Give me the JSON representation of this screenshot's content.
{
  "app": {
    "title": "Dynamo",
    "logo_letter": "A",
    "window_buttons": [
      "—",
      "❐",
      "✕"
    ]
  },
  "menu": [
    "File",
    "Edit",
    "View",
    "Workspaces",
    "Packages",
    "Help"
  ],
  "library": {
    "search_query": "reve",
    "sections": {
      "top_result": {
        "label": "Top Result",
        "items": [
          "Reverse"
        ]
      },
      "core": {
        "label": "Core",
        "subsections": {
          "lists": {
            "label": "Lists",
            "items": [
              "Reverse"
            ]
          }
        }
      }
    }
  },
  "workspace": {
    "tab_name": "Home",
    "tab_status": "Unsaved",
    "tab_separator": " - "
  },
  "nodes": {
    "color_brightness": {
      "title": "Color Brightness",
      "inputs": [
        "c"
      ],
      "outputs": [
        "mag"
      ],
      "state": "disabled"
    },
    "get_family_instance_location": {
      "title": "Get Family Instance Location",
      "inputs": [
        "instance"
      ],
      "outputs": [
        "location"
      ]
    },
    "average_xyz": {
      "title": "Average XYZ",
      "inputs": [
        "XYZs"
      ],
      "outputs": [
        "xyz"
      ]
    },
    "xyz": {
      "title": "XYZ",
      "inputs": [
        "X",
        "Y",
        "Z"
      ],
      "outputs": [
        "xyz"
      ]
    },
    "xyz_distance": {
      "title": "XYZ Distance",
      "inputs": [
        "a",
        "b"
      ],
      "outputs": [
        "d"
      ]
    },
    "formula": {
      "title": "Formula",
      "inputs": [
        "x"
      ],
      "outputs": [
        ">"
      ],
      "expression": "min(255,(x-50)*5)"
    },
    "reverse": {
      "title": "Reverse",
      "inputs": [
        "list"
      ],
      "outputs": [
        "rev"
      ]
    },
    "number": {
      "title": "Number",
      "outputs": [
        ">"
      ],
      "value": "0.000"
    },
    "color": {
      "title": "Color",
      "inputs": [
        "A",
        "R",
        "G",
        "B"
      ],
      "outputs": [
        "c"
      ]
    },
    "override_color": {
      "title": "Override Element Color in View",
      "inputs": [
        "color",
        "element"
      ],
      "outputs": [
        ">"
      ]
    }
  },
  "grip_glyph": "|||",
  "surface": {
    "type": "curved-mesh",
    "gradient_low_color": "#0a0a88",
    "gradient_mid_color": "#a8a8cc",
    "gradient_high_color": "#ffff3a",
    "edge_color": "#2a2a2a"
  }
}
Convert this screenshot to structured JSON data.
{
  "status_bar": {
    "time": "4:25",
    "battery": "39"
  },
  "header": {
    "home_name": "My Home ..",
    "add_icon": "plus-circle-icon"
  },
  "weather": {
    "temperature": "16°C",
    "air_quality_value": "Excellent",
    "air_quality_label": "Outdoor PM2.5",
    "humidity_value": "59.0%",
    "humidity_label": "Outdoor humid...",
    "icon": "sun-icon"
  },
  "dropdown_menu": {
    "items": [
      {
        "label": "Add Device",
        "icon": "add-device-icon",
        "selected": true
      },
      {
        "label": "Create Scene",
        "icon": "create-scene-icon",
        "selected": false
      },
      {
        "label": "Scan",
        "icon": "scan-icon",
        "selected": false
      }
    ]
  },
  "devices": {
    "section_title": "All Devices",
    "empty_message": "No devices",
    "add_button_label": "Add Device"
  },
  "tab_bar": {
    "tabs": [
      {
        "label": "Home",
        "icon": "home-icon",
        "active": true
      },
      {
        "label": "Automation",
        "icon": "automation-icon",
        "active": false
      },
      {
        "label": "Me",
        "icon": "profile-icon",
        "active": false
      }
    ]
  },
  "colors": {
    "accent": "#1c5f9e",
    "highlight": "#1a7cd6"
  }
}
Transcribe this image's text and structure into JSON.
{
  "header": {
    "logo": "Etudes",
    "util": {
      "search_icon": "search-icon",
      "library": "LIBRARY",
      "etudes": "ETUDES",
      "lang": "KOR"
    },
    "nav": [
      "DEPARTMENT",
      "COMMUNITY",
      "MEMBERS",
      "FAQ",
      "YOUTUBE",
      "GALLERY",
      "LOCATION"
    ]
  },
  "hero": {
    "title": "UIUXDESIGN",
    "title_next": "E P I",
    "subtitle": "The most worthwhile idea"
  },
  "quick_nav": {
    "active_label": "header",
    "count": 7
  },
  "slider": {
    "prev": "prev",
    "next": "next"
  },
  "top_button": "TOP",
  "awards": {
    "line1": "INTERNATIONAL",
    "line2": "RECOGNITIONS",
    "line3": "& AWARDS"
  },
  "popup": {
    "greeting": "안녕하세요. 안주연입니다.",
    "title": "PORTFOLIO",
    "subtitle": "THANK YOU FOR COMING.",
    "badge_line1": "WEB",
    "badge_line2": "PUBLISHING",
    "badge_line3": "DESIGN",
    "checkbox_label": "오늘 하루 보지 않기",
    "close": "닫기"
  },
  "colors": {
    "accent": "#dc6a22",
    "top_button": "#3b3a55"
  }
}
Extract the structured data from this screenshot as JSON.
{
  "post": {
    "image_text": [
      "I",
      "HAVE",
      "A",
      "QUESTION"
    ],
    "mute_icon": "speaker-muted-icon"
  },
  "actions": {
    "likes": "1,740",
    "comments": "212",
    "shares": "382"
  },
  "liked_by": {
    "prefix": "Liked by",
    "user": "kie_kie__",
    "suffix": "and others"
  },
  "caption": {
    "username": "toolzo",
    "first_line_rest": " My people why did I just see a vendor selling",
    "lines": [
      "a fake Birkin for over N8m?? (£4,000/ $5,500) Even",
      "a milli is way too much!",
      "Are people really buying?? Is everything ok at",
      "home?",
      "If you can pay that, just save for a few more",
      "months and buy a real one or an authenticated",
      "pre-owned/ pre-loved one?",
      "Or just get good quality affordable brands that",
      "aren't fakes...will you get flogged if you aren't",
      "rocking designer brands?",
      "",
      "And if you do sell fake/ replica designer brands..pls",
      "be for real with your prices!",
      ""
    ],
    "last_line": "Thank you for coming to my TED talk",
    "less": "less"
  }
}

^^^^^^^^^^^^^^^^

SHORT PROBLEM:
All of the entries must be written out exactly as they stand.

WRITTEN RESPONSE:
Give me the JSON representation of this screenshot's content.
{
  "app": {
    "title": "Dynamo",
    "logo_letter": "A",
    "window_buttons": [
      "—",
      "❐",
      "✕"
    ]
  },
  "menu": [
    "File",
    "Edit",
    "View",
    "Workspaces",
    "Packages",
    "Help"
  ],
  "library": {
    "search_query": "reve",
    "sections": {
      "top_result": {
        "label": "Top Result",
        "items": [
          "Reverse"
        ]
      },
      "core": {
        "label": "Core",
        "subsections": {
          "lists": {
            "label": "Lists",
            "items": [
              "Reverse"
            ]
          }
        }
      }
    }
  },
  "workspace": {
    "tab_name": "Home",
    "tab_status": "Unsaved",
    "tab_separator": " - "
  },
  "nodes": {
    "color_brightness": {
      "title": "Color Brightness",
      "inputs": [
        "c"
      ],
      "outputs": [
        "mag"
      ],
      "state": "disabled"
    },
    "get_family_instance_location": {
      "title": "Get Family Instance Location",
      "inputs": [
        "instance"
      ],
      "outputs": [
        "location"
      ]
    },
    "average_xyz": {
      "title": "Average XYZ",
      "inputs": [
        "XYZs"
      ],
      "outputs": [
        "xyz"
      ]
    },
    "xyz": {
      "title": "XYZ",
      "inputs": [
        "X",
        "Y",
        "Z"
      ],
      "outputs": [
        "xyz"
      ]
    },
    "xyz_distance": {
      "title": "XYZ Distance",
      "inputs": [
        "a",
        "b"
      ],
      "outputs": [
        "d"
      ]
    },
    "formula": {
      "title": "Formula",
      "inputs": [
        "x"
      ],
      "outputs": [
        ">"
      ],
      "expression": "min(255,(x-50)*5)"
    },
    "reverse": {
      "title": "Reverse",
      "inputs": [
        "list"
      ],
      "outputs": [
        "rev"
      ]
    },
    "number": {
      "title": "Number",
      "outputs": [
        ">"
      ],
      "value": "0.000"
    },
    "color": {
      "title": "Color",
      "inputs": [
        "A",
        "R",
        "G",
        "B"
      ],
      "outputs": [
        "c"
      ]
    },
    "override_color": {
      "title": "Override Element Color in View",
      "inputs": [
        "color",
        "element"
      ],
      "outputs": [
        ">"
      ]
    }
  },
  "grip_glyph": "|||",
  "surface": {
    "type": "curved-mesh",
    "gradient_low_color": "#0a0a88",
    "gradient_mid_color": "#a8a8cc",
    "gradient_high_color": "#ffff3a",
    "edge_color": "#2a2a2a"
  }
}
Convert this screenshot to structured JSON data.
{
  "status_bar": {
    "time": "4:25",
    "battery": "39"
  },
  "header": {
    "home_name": "My Home ..",
    "add_icon": "plus-circle-icon"
  },
  "weather": {
    "temperature": "16°C",
    "air_quality_value": "Excellent",
    "air_quality_label": "Outdoor PM2.5",
    "humidity_value": "59.0%",
    "humidity_label": "Outdoor humid...",
    "icon": "sun-icon"
  },
  "dropdown_menu": {
    "items": [
      {
        "label": "Add Device",
        "icon": "add-device-icon",
        "selected": true
      },
      {
        "label": "Create Scene",
        "icon": "create-scene-icon",
        "selected": false
      },
      {
        "label": "Scan",
        "icon": "scan-icon",
        "selected": false
      }
    ]
  },
  "devices": {
    "section_title": "All Devices",
    "empty_message": "No devices",
    "add_button_label": "Add Device"
  },
  "tab_bar": {
    "tabs": [
      {
        "label": "Home",
        "icon": "home-icon",
        "active": true
      },
      {
        "label": "Automation",
        "icon": "automation-icon",
        "active": false
      },
      {
        "label": "Me",
        "icon": "profile-icon",
        "active": false
      }
    ]
  },
  "colors": {
    "accent": "#1c5f9e",
    "highlight": "#1a7cd6"
  }
}
Transcribe this image's text and structure into JSON.
{
  "header": {
    "logo": "Etudes",
    "util": {
      "search_icon": "search-icon",
      "library": "LIBRARY",
      "etudes": "ETUDES",
      "lang": "KOR"
    },
    "nav": [
      "DEPARTMENT",
      "COMMUNITY",
      "MEMBERS",
      "FAQ",
      "YOUTUBE",
      "GALLERY",
      "LOCATION"
    ]
  },
  "hero": {
    "title": "UIUXDESIGN",
    "title_next": "E P I",
    "subtitle": "The most worthwhile idea"
  },
  "quick_nav": {
    "active_label": "header",
    "count": 7
  },
  "slider": {
    "prev": "prev",
    "next": "next"
  },
  "top_button": "TOP",
  "awards": {
    "line1": "INTERNATIONAL",
    "line2": "RECOGNITIONS",
    "line3": "& AWARDS"
  },
  "popup": {
    "greeting": "안녕하세요. 안주연입니다.",
    "title": "PORTFOLIO",
    "subtitle": "THANK YOU FOR COMING.",
    "badge_line1": "WEB",
    "badge_line2": "PUBLISHING",
    "badge_line3": "DESIGN",
    "checkbox_label": "오늘 하루 보지 않기",
    "close": "닫기"
  },
  "colors": {
    "accent": "#dc6a22",
    "top_button": "#3b3a55"
  }
}
Extract the structured data from this screenshot as JSON.
{
  "post": {
    "image_text": [
      "I",
      "HAVE",
      "A",
      "QUESTION"
    ],
    "mute_icon": "speaker-muted-icon"
  },
  "actions": {
    "likes": "1,740",
    "comments": "212",
    "shares": "382"
  },
  "liked_by": {
    "prefix": "Liked by",
    "user": "kie_kie__",
    "suffix": "and others"
  },
  "caption": {
    "username": "toolzo",
    "first_line_rest": " My people why did I just see a vendor selling",
    "lines": [
      "a fake Birkin for over N8m?? (£4,000/ $5,500) Even",
      "a milli is way too much!",
      "Are people really buying?? Is everything ok at",
      "home?",
      "If you can pay that, just save for a few more",
      "months and buy a real one or an authenticated",
      "pre-owned/ pre-loved one?",
      "Or just get good quality affordable brands that",
      "aren't fakes...will you get flogged if you aren't",
      "rocking designer brands?",
      "",
      "And if you do sell fake/ replica designer brands..pls",
      "be for real with your prices!",
      ""
    ],
    "last_line": "Thank you for coming to my TED talk",
    "less": "less"
  }
}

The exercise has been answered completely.